_Extrait choisi_.
■ ■ ■ ■

LETTRE D’ATHÈNES
En Grèce, l’acquittement en appel d’anciens responsables de l’entreprise allemande Siemens, poursuivis dans le cadre de l’une des plus grosses affaires de corruption, a fait grand bruit. L’affaire remonte à la fin des années 1990, lors de la modernisation du réseau téléphonique. Des contrats gonflés sont alors signés entre Siemens et la compagnie publique d’électricité, et des pots-de-vin sont distribués à des responsables de la société allemande mais aussi à des hommes politiques grecs. D’après des responsables de la filiale grecque de Siemens, 130 millions de marks ont été versés. En 2011, en pleine crise économique, une commission d’enquête parlementaire avait estimé que ce scandale avait coûté environ 2 milliards d’euros au pays.
Lundi 26 septembre, après seize ans de procédure et de nombreux reports, la cour d’appel d’Athènes a acquitté 20 personnes qui avaient été condamnées en première instance en 2019 à quinze ans de prison pour corruption. Même l’ancien patron de la filiale grecque de Siemens, Michalis Christophorakos, qui s’était enfui en Allemagne au début de l’enquête, n’a écopé d’aucune peine. La raison ? Les faits sont prescrits.

■ ■ ■ ■

_Entrées extraites_.
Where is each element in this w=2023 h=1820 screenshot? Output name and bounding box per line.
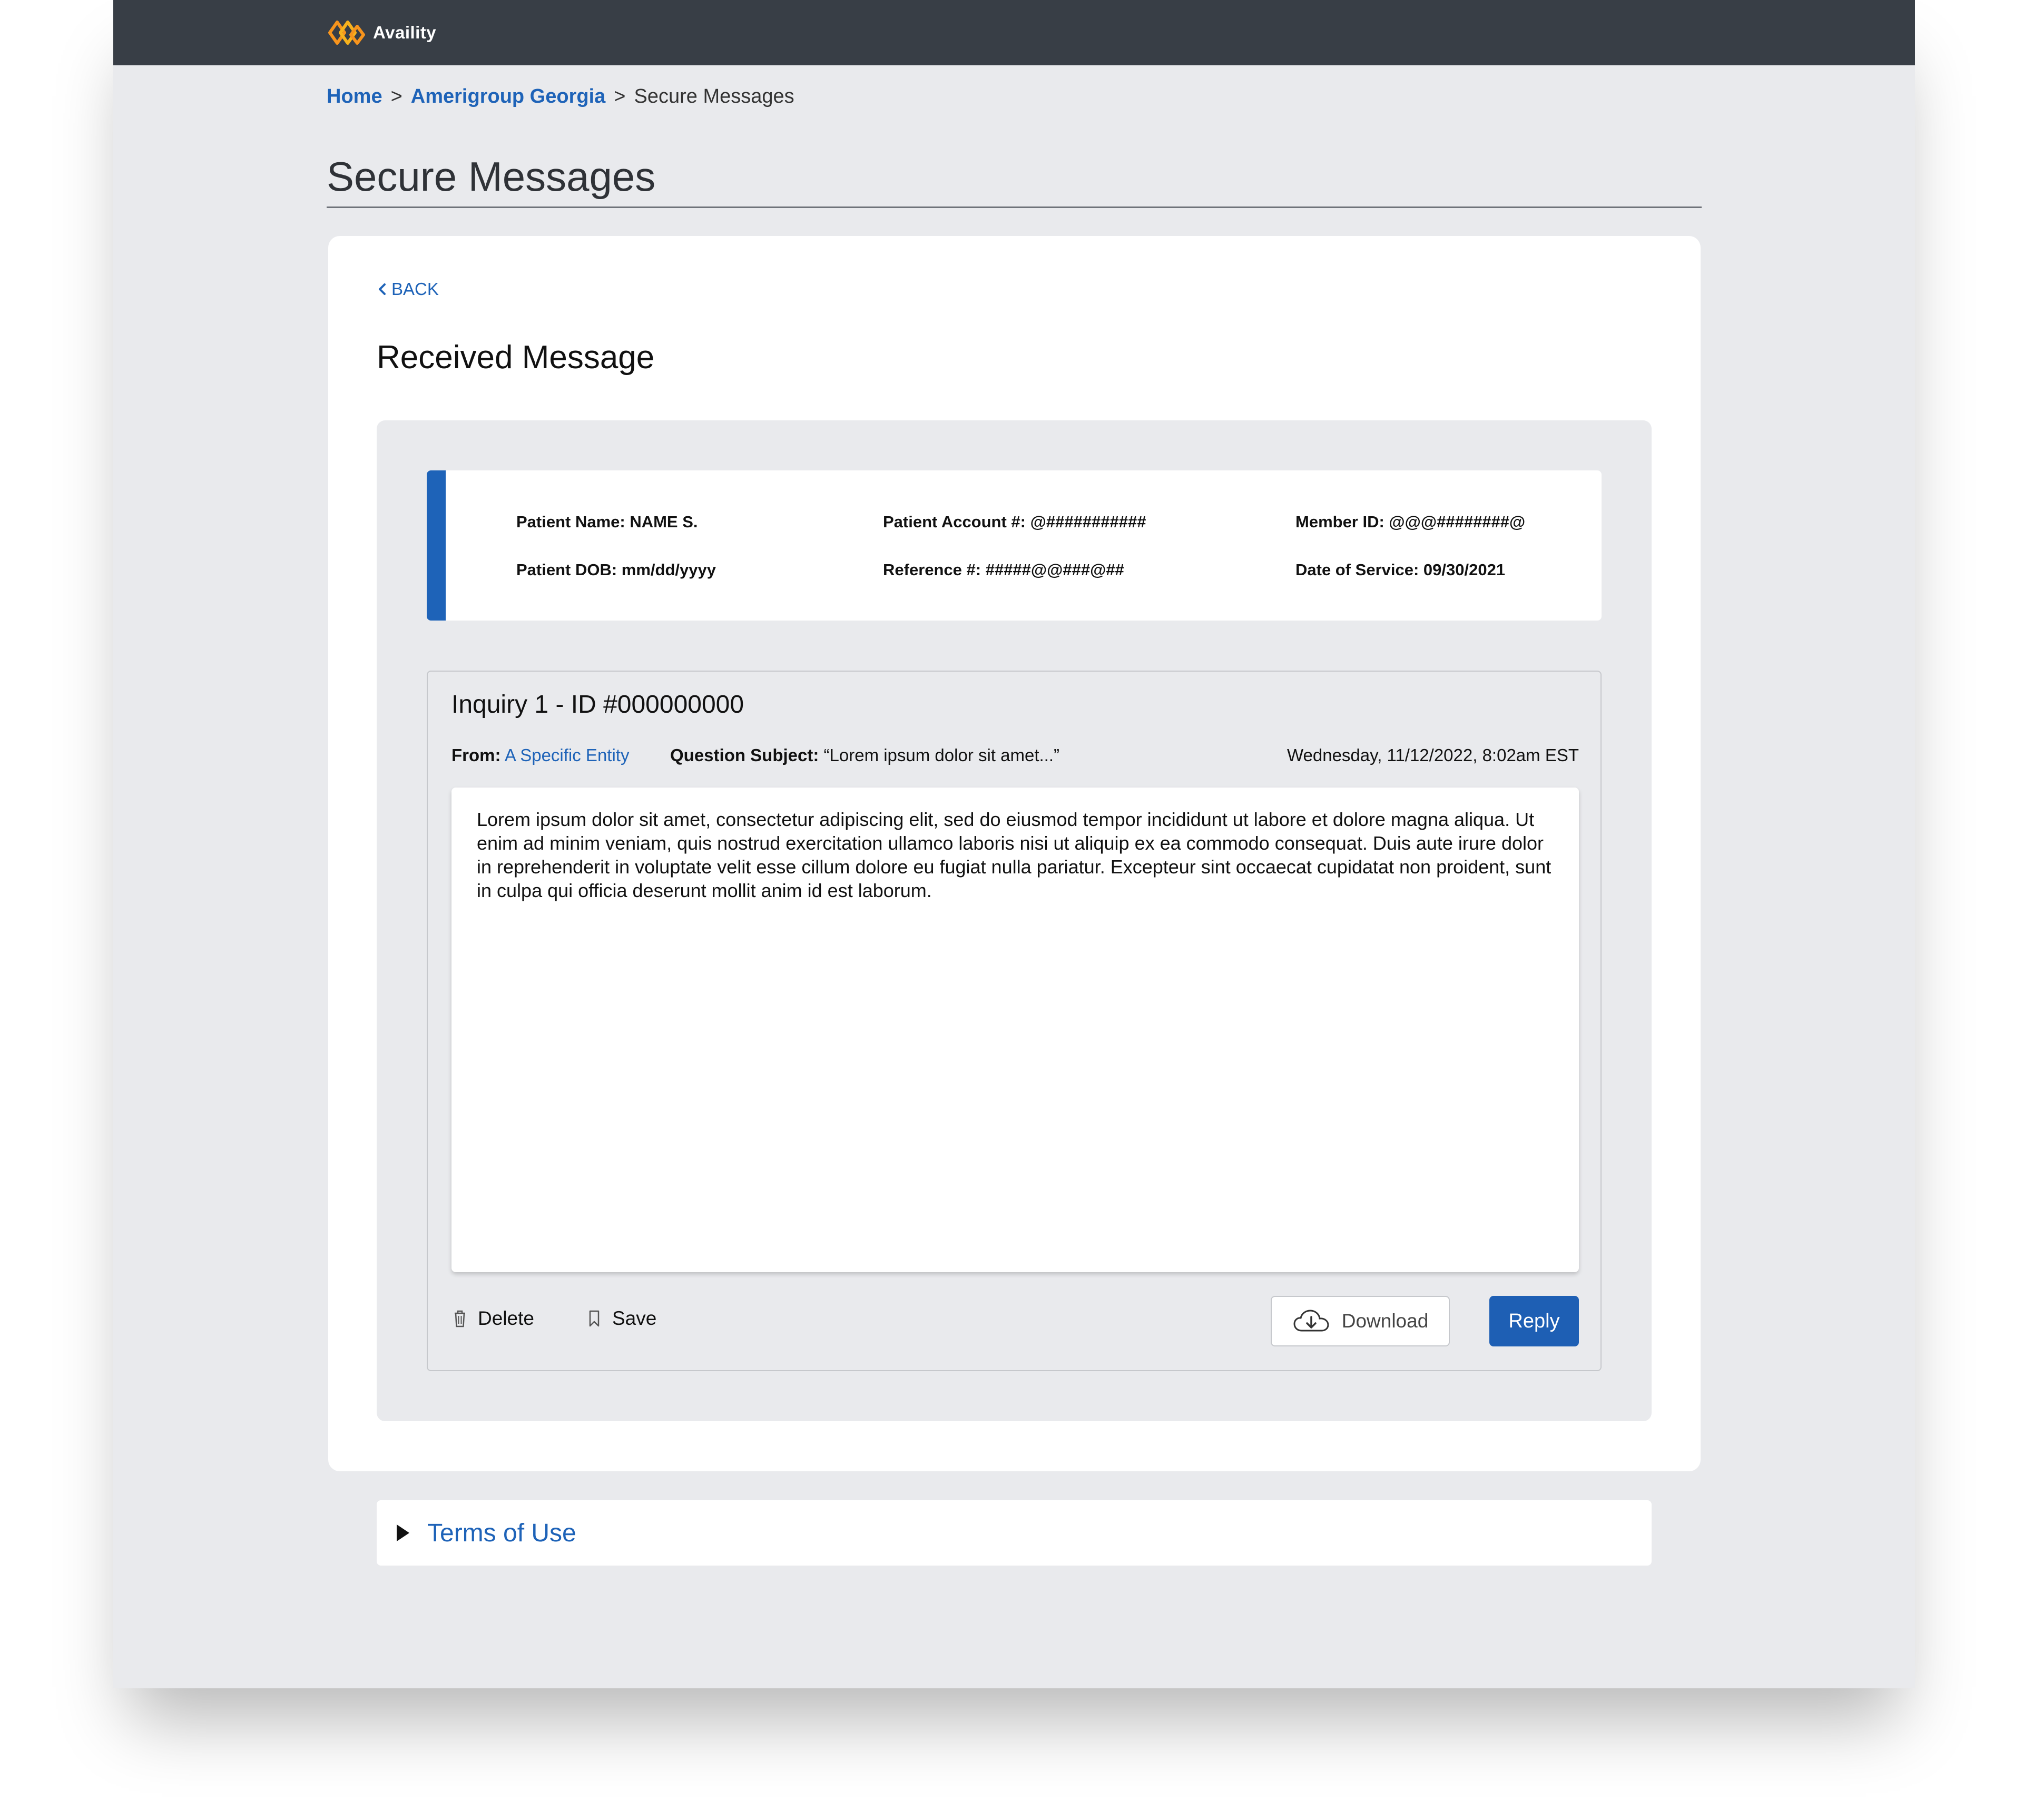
patient-dob: Patient DOB: mm/dd/yyyy — [516, 560, 716, 579]
availity-logo[interactable]: Availity — [327, 17, 436, 48]
logo-text: Availity — [373, 23, 437, 42]
member-id: Member ID: @@@########@ — [1295, 513, 1526, 531]
patient-name: Patient Name: NAME S. — [516, 513, 698, 531]
cloud-download-icon — [1293, 1310, 1329, 1332]
trash-icon — [455, 1310, 465, 1327]
subject-value: “Lorem ipsum dolor sit amet...” — [823, 745, 1059, 765]
message-timestamp: Wednesday, 11/12/2022, 8:02am EST — [1287, 745, 1579, 765]
save-label: Save — [612, 1307, 657, 1329]
date-of-service: Date of Service: 09/30/2021 — [1295, 560, 1506, 579]
breadcrumb-home-link[interactable]: Home — [327, 85, 382, 108]
delete-label: Delete — [478, 1307, 534, 1329]
app-window: Availity Home > Amerigroup Georgia > Sec… — [113, 0, 1915, 1688]
back-label: BACK — [391, 279, 439, 299]
inquiry-box: Inquiry 1 - ID #000000000 From: A Specif… — [427, 671, 1602, 1371]
reference-number: Reference #: #####@@###@## — [883, 560, 1124, 579]
from-label: From: — [451, 745, 501, 765]
availity-logo-icon — [328, 21, 365, 45]
breadcrumb-payer-link[interactable]: Amerigroup Georgia — [411, 85, 606, 108]
breadcrumb-separator: > — [390, 85, 402, 107]
patient-info-accent-bar — [427, 470, 446, 621]
bookmark-icon — [589, 1310, 600, 1327]
from-field: From: A Specific Entity — [451, 745, 629, 765]
page-title: Secure Messages — [327, 153, 656, 200]
terms-of-use-toggle[interactable]: Terms of Use — [377, 1500, 1652, 1566]
save-button[interactable]: Save — [586, 1307, 656, 1330]
breadcrumb: Home > Amerigroup Georgia > Secure Messa… — [327, 85, 794, 108]
subject-field: Question Subject: “Lorem ipsum dolor sit… — [670, 745, 1059, 765]
reply-button[interactable]: Reply — [1489, 1296, 1579, 1346]
patient-info-card: Patient Name: NAME S. Patient DOB: mm/dd… — [427, 470, 1602, 621]
patient-account: Patient Account #: @########### — [883, 513, 1146, 531]
message-actions: Delete Save Download Reply — [451, 1296, 1579, 1349]
top-navigation-bar: Availity — [113, 0, 1915, 65]
back-link[interactable]: BACK — [377, 279, 439, 299]
chevron-left-icon — [379, 283, 386, 295]
caret-right-icon — [397, 1524, 409, 1541]
delete-button[interactable]: Delete — [451, 1307, 534, 1330]
inquiry-title: Inquiry 1 - ID #000000000 — [451, 691, 744, 719]
message-card: BACK Received Message Patient Name: NAME… — [328, 236, 1701, 1471]
breadcrumb-current: Secure Messages — [634, 85, 794, 107]
breadcrumb-separator: > — [614, 85, 626, 107]
download-button[interactable]: Download — [1271, 1296, 1450, 1346]
section-title: Received Message — [377, 339, 655, 376]
title-divider — [327, 206, 1702, 208]
subject-label: Question Subject: — [670, 745, 819, 765]
from-entity-link[interactable]: A Specific Entity — [505, 745, 630, 765]
message-panel: Patient Name: NAME S. Patient DOB: mm/dd… — [377, 420, 1652, 1421]
terms-of-use-label: Terms of Use — [427, 1519, 576, 1547]
message-body: Lorem ipsum dolor sit amet, consectetur … — [451, 788, 1579, 1272]
download-label: Download — [1341, 1310, 1429, 1332]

■ ■ ■ ■

_Exercice 1_. Résumez l'extrait en deux phrases.
_Exercice 2_. Reprenez le passage de l'extrait qui s'ouvre sur les mots contenant "Lundi 26 septembre, après" et se ferme sur "faits sont prescrits.", en remplaçant "reports" par "ajournements".

_Résultat attendu 1_. À la fin des années 1990, lors de la modernisation du réseau téléphonique en Grèce, des contrats gonflés ont été signés entre Siemens et la compagnie publique d'électricité, et des pots-de-vin ont été distribués à des responsables de la société allemande et à des hommes politiques grecs, un scandale qu'une commission d'enquête parlementaire avait estimé en 2011 à environ 2 milliards d'euros pour le pays. Le lundi 26 septembre, après seize ans de procédure, la cour d'appel d'Athènes a acquitté, les faits étant prescrits, 20 personnes condamnées en première instance en 2019 à quinze ans de prison pour corruption.

_Résultat attendu 2_.
Lundi 26 septembre, après seize ans de procédure et de nombreux ajournements, la cour d’appel d’Athènes a acquitté 20 personnes qui avaient été condamnées en première instance en 2019 à quinze ans de prison pour corruption. Même l’ancien patron de la filiale grecque de Siemens, Michalis Christophorakos, qui s’était enfui en Allemagne au début de l’enquête, n’a écopé d’aucune peine. La raison ? Les faits sont prescrits.